:: Brief ::
Without the pictures, reproduce the records that follow exactly.

Entries with figure data:
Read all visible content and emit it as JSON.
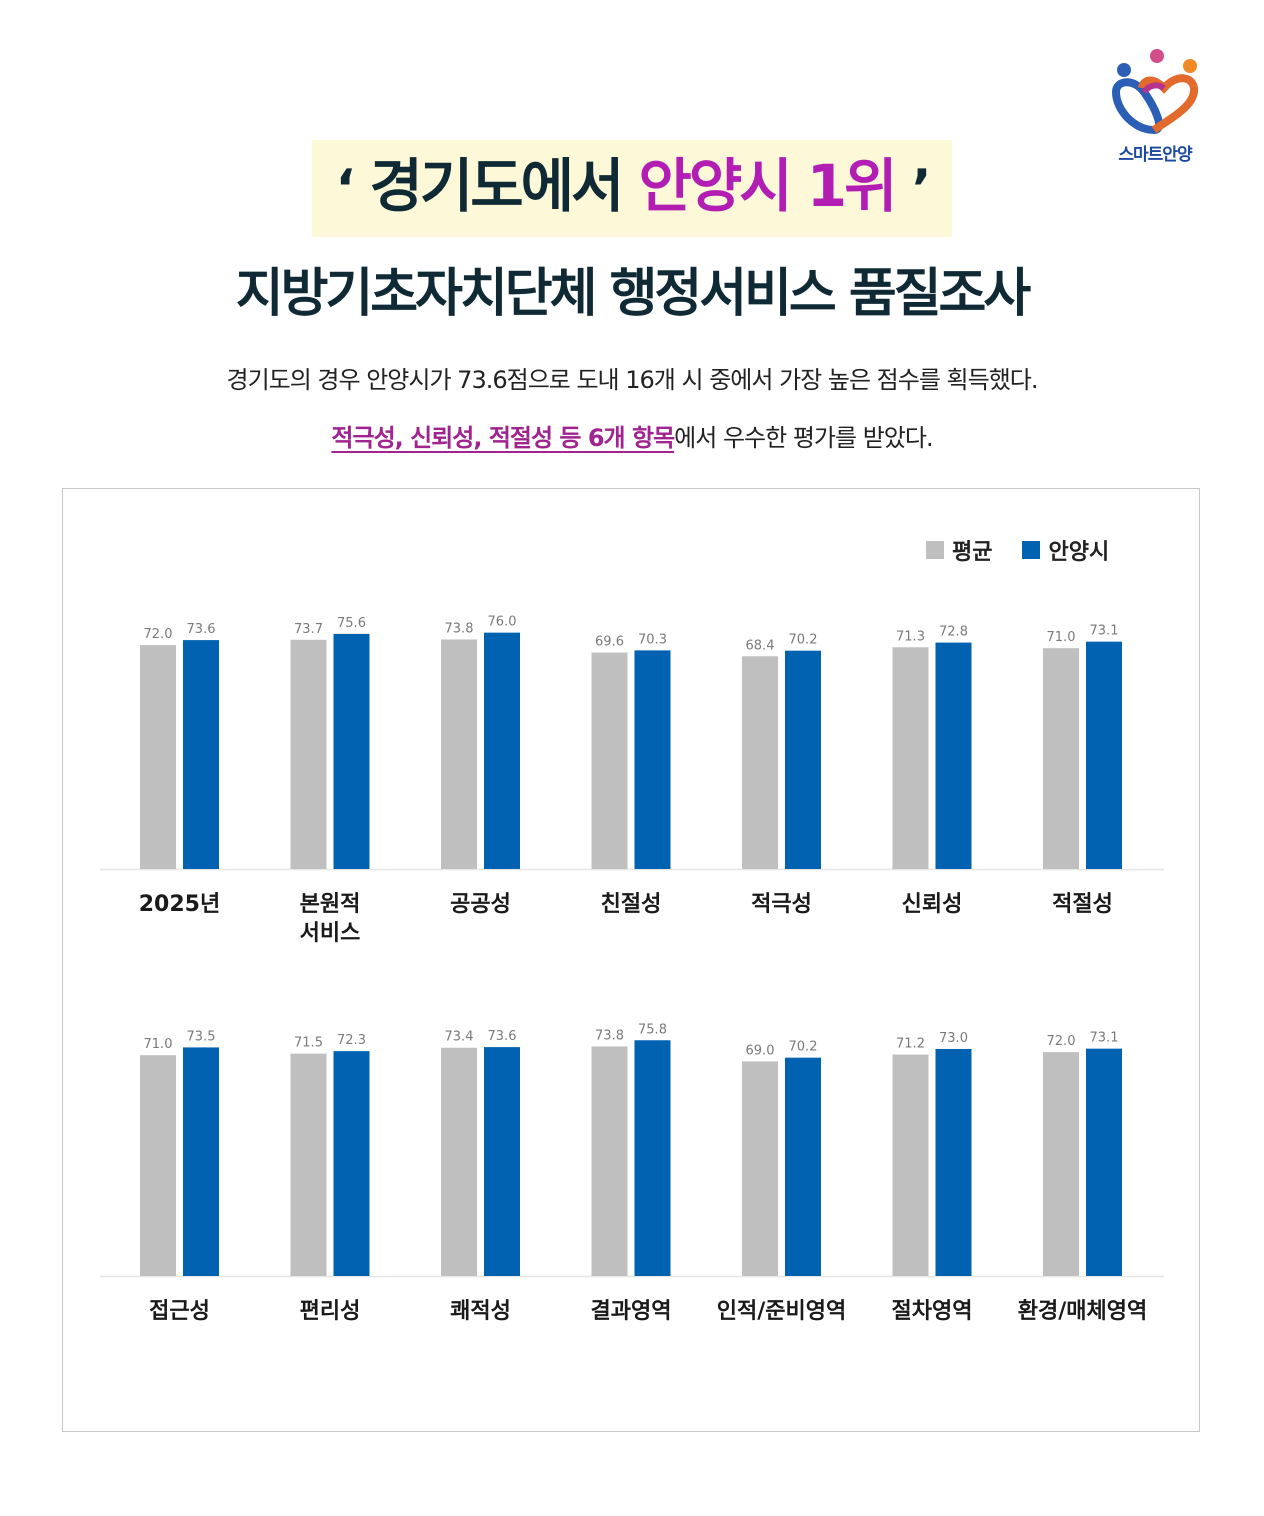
{
  "logo": {
    "text": "스마트안양"
  },
  "headline": {
    "open_quote": "‘",
    "prefix": "경기도에서 ",
    "accent": "안양시 1위",
    "close_quote": "’"
  },
  "subtitle": "지방기초자치단체 행정서비스 품질조사",
  "description": {
    "line1": "경기도의 경우 안양시가 73.6점으로 도내 16개 시 중에서 가장 높은 점수를 획득했다.",
    "line2_highlight": "적극성, 신뢰성, 적절성 등 6개 항목",
    "line2_rest": "에서 우수한 평가를 받았다."
  },
  "colors": {
    "average": "#bfbfbf",
    "anyang": "#0062b1"
  },
  "legend": [
    {
      "name": "평균",
      "color": "#bfbfbf"
    },
    {
      "name": "안양시",
      "color": "#0062b1"
    }
  ],
  "chart_data": [
    {
      "type": "bar",
      "categories": [
        [
          "2025년"
        ],
        [
          "본원적",
          "서비스"
        ],
        [
          "공공성"
        ],
        [
          "친절성"
        ],
        [
          "적극성"
        ],
        [
          "신뢰성"
        ],
        [
          "적절성"
        ]
      ],
      "series": [
        {
          "name": "평균",
          "values": [
            72.0,
            73.7,
            73.8,
            69.6,
            68.4,
            71.3,
            71.0
          ]
        },
        {
          "name": "안양시",
          "values": [
            73.6,
            75.6,
            76.0,
            70.3,
            70.2,
            72.8,
            73.1
          ]
        }
      ],
      "legend_position": "top-right",
      "grid": false
    },
    {
      "type": "bar",
      "categories": [
        [
          "접근성"
        ],
        [
          "편리성"
        ],
        [
          "쾌적성"
        ],
        [
          "결과영역"
        ],
        [
          "인적/준비영역"
        ],
        [
          "절차영역"
        ],
        [
          "환경/매체영역"
        ]
      ],
      "series": [
        {
          "name": "평균",
          "values": [
            71.0,
            71.5,
            73.4,
            73.8,
            69.0,
            71.2,
            72.0
          ]
        },
        {
          "name": "안양시",
          "values": [
            73.5,
            72.3,
            73.6,
            75.8,
            70.2,
            73.0,
            73.1
          ]
        }
      ],
      "grid": false
    }
  ]
}
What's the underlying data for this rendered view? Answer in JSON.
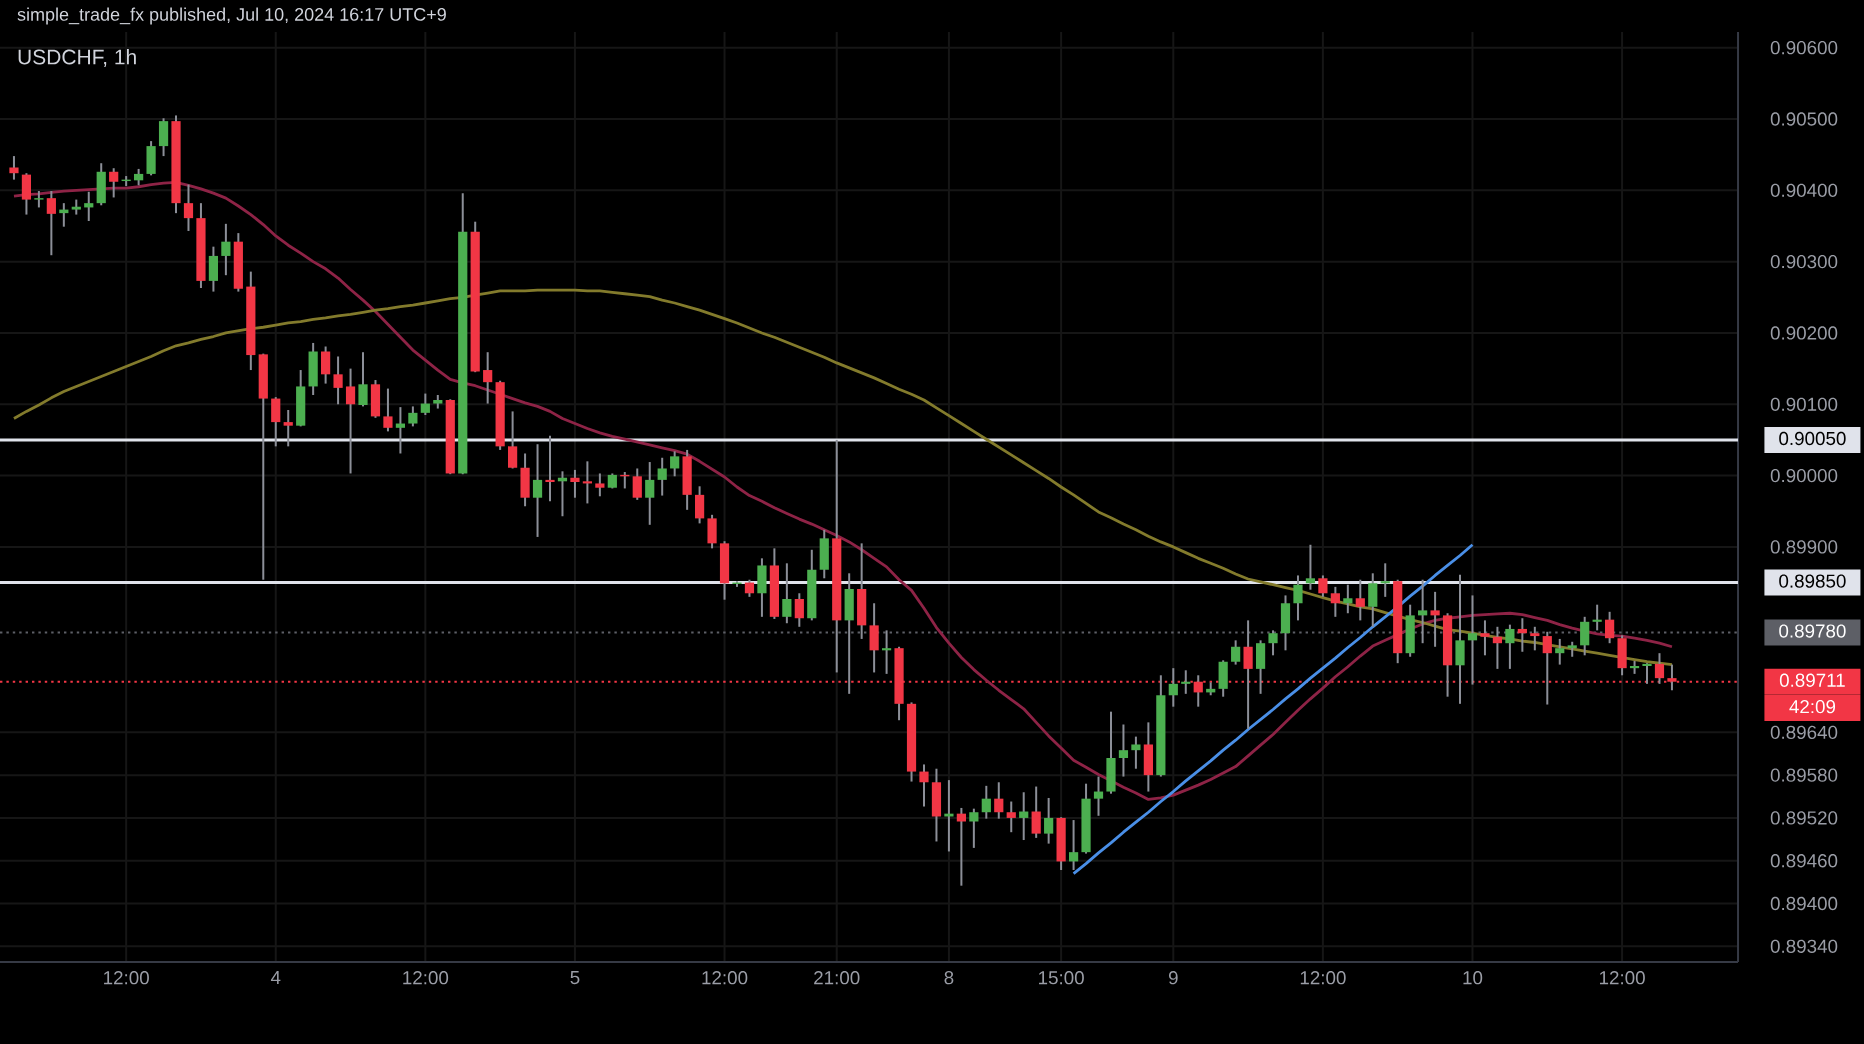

:: Result of the exercise ::
Read all visible content and emit it as JSON.
{
  "logo": {
    "text": "스마트안양"
  },
  "headline": {
    "open_quote": "‘",
    "prefix": "경기도에서 ",
    "accent": "안양시 1위",
    "close_quote": "’"
  },
  "subtitle": "지방기초자치단체 행정서비스 품질조사",
  "description": {
    "line1": "경기도의 경우 안양시가 73.6점으로 도내 16개 시 중에서 가장 높은 점수를 획득했다.",
    "line2_highlight": "적극성, 신뢰성, 적절성 등 6개 항목",
    "line2_rest": "에서 우수한 평가를 받았다."
  },
  "colors": {
    "average": "#bfbfbf",
    "anyang": "#0062b1"
  },
  "legend": [
    {
      "name": "평균",
      "color": "#bfbfbf"
    },
    {
      "name": "안양시",
      "color": "#0062b1"
    }
  ],
  "chart_data": [
    {
      "type": "bar",
      "categories": [
        [
          "2025년"
        ],
        [
          "본원적",
          "서비스"
        ],
        [
          "공공성"
        ],
        [
          "친절성"
        ],
        [
          "적극성"
        ],
        [
          "신뢰성"
        ],
        [
          "적절성"
        ]
      ],
      "series": [
        {
          "name": "평균",
          "values": [
            72.0,
            73.7,
            73.8,
            69.6,
            68.4,
            71.3,
            71.0
          ]
        },
        {
          "name": "안양시",
          "values": [
            73.6,
            75.6,
            76.0,
            70.3,
            70.2,
            72.8,
            73.1
          ]
        }
      ],
      "legend_position": "top-right",
      "grid": false
    },
    {
      "type": "bar",
      "categories": [
        [
          "접근성"
        ],
        [
          "편리성"
        ],
        [
          "쾌적성"
        ],
        [
          "결과영역"
        ],
        [
          "인적/준비영역"
        ],
        [
          "절차영역"
        ],
        [
          "환경/매체영역"
        ]
      ],
      "series": [
        {
          "name": "평균",
          "values": [
            71.0,
            71.5,
            73.4,
            73.8,
            69.0,
            71.2,
            72.0
          ]
        },
        {
          "name": "안양시",
          "values": [
            73.5,
            72.3,
            73.6,
            75.8,
            70.2,
            73.0,
            73.1
          ]
        }
      ],
      "grid": false
    }
  ]
}
What's the underlying data for this rendered view? Answer in JSON.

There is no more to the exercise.